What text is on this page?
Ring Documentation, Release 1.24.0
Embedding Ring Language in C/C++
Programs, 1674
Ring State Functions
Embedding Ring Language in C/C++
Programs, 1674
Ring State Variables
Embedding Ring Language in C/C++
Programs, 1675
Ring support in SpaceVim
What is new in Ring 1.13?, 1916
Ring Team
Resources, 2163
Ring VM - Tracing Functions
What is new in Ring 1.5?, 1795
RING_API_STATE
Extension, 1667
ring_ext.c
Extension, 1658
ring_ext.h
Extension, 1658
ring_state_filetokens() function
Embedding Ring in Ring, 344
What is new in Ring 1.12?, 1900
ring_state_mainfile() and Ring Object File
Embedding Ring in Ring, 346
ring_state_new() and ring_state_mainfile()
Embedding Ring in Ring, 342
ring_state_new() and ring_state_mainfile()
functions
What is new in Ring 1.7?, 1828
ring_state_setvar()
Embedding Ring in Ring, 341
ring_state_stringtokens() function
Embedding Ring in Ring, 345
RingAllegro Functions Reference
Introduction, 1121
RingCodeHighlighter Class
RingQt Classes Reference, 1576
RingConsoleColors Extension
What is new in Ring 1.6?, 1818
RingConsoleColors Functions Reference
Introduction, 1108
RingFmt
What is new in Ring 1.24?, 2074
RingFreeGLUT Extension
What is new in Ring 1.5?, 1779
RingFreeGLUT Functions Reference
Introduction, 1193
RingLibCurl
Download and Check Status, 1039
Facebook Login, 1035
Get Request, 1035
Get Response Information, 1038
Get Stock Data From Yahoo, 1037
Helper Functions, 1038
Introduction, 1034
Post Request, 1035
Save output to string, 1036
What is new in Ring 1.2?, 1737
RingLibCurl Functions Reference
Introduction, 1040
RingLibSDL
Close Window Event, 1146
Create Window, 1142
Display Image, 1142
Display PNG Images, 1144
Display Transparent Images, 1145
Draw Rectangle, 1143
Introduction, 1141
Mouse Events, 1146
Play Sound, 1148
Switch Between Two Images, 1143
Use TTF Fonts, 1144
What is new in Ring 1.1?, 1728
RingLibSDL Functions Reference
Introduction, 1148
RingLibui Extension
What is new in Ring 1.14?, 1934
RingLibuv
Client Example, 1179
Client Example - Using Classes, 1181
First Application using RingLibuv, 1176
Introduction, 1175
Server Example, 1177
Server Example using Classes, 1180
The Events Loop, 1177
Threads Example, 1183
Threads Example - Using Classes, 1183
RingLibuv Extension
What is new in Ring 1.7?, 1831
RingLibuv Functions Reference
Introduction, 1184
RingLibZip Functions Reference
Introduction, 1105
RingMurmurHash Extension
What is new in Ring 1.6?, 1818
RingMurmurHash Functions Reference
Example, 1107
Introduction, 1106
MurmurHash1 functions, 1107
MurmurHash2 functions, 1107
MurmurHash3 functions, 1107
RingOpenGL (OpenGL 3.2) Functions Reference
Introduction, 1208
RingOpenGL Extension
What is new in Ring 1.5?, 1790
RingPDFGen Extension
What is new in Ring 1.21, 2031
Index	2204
══════════
> [Task description]
Retype all of the material above with every character intact.

> [Task answer]
What text is on this page?
Ring Documentation, Release 1.24.0
Embedding Ring Language in C/C++
Programs, 1674
Ring State Functions
Embedding Ring Language in C/C++
Programs, 1674
Ring State Variables
Embedding Ring Language in C/C++
Programs, 1675
Ring support in SpaceVim
What is new in Ring 1.13?, 1916
Ring Team
Resources, 2163
Ring VM - Tracing Functions
What is new in Ring 1.5?, 1795
RING_API_STATE
Extension, 1667
ring_ext.c
Extension, 1658
ring_ext.h
Extension, 1658
ring_state_filetokens() function
Embedding Ring in Ring, 344
What is new in Ring 1.12?, 1900
ring_state_mainfile() and Ring Object File
Embedding Ring in Ring, 346
ring_state_new() and ring_state_mainfile()
Embedding Ring in Ring, 342
ring_state_new() and ring_state_mainfile()
functions
What is new in Ring 1.7?, 1828
ring_state_setvar()
Embedding Ring in Ring, 341
ring_state_stringtokens() function
Embedding Ring in Ring, 345
RingAllegro Functions Reference
Introduction, 1121
RingCodeHighlighter Class
RingQt Classes Reference, 1576
RingConsoleColors Extension
What is new in Ring 1.6?, 1818
RingConsoleColors Functions Reference
Introduction, 1108
RingFmt
What is new in Ring 1.24?, 2074
RingFreeGLUT Extension
What is new in Ring 1.5?, 1779
RingFreeGLUT Functions Reference
Introduction, 1193
RingLibCurl
Download and Check Status, 1039
Facebook Login, 1035
Get Request, 1035
Get Response Information, 1038
Get Stock Data From Yahoo, 1037
Helper Functions, 1038
Introduction, 1034
Post Request, 1035
Save output to string, 1036
What is new in Ring 1.2?, 1737
RingLibCurl Functions Reference
Introduction, 1040
RingLibSDL
Close Window Event, 1146
Create Window, 1142
Display Image, 1142
Display PNG Images, 1144
Display Transparent Images, 1145
Draw Rectangle, 1143
Introduction, 1141
Mouse Events, 1146
Play Sound, 1148
Switch Between Two Images, 1143
Use TTF Fonts, 1144
What is new in Ring 1.1?, 1728
RingLibSDL Functions Reference
Introduction, 1148
RingLibui Extension
What is new in Ring 1.14?, 1934
RingLibuv
Client Example, 1179
Client Example - Using Classes, 1181
First Application using RingLibuv, 1176
Introduction, 1175
Server Example, 1177
Server Example using Classes, 1180
The Events Loop, 1177
Threads Example, 1183
Threads Example - Using Classes, 1183
RingLibuv Extension
What is new in Ring 1.7?, 1831
RingLibuv Functions Reference
Introduction, 1184
RingLibZip Functions Reference
Introduction, 1105
RingMurmurHash Extension
What is new in Ring 1.6?, 1818
RingMurmurHash Functions Reference
Example, 1107
Introduction, 1106
MurmurHash1 functions, 1107
MurmurHash2 functions, 1107
MurmurHash3 functions, 1107
RingOpenGL (OpenGL 3.2) Functions Reference
Introduction, 1208
RingOpenGL Extension
What is new in Ring 1.5?, 1790
RingPDFGen Extension
What is new in Ring 1.21, 2031
Index	2204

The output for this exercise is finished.